● SET PROBLEM
Every line below should be repeated exactly.

● ENTRIES SUPPLIED
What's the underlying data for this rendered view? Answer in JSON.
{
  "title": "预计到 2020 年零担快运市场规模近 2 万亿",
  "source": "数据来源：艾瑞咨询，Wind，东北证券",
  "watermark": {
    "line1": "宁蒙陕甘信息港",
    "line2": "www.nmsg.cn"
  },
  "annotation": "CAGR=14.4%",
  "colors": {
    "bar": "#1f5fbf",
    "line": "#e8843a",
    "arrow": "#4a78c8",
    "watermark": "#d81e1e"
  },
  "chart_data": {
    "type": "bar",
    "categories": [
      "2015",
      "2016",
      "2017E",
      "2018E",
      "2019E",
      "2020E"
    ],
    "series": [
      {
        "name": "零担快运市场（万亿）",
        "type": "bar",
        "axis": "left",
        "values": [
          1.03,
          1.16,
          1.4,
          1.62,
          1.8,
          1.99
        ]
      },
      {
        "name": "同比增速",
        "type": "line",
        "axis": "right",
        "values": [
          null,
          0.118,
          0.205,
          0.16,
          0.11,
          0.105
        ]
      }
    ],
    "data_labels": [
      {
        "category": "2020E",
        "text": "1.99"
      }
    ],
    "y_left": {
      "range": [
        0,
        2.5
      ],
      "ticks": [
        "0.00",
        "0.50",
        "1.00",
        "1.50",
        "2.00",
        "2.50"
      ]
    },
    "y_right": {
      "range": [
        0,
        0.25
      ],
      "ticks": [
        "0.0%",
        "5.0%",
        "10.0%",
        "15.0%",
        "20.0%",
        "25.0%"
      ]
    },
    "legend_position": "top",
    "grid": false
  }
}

● RESULT BELOW
What's the underlying data for this rendered view? Answer in JSON.
{
  "title": "预计到 2020 年零担快运市场规模近 2 万亿",
  "source": "数据来源：艾瑞咨询，Wind，东北证券",
  "watermark": {
    "line1": "宁蒙陕甘信息港",
    "line2": "www.nmsg.cn"
  },
  "annotation": "CAGR=14.4%",
  "colors": {
    "bar": "#1f5fbf",
    "line": "#e8843a",
    "arrow": "#4a78c8",
    "watermark": "#d81e1e"
  },
  "chart_data": {
    "type": "bar",
    "categories": [
      "2015",
      "2016",
      "2017E",
      "2018E",
      "2019E",
      "2020E"
    ],
    "series": [
      {
        "name": "零担快运市场（万亿）",
        "type": "bar",
        "axis": "left",
        "values": [
          1.03,
          1.16,
          1.4,
          1.62,
          1.8,
          1.99
        ]
      },
      {
        "name": "同比增速",
        "type": "line",
        "axis": "right",
        "values": [
          null,
          0.118,
          0.205,
          0.16,
          0.11,
          0.105
        ]
      }
    ],
    "data_labels": [
      {
        "category": "2020E",
        "text": "1.99"
      }
    ],
    "y_left": {
      "range": [
        0,
        2.5
      ],
      "ticks": [
        "0.00",
        "0.50",
        "1.00",
        "1.50",
        "2.00",
        "2.50"
      ]
    },
    "y_right": {
      "range": [
        0,
        0.25
      ],
      "ticks": [
        "0.0%",
        "5.0%",
        "10.0%",
        "15.0%",
        "20.0%",
        "25.0%"
      ]
    },
    "legend_position": "top",
    "grid": false
  }
}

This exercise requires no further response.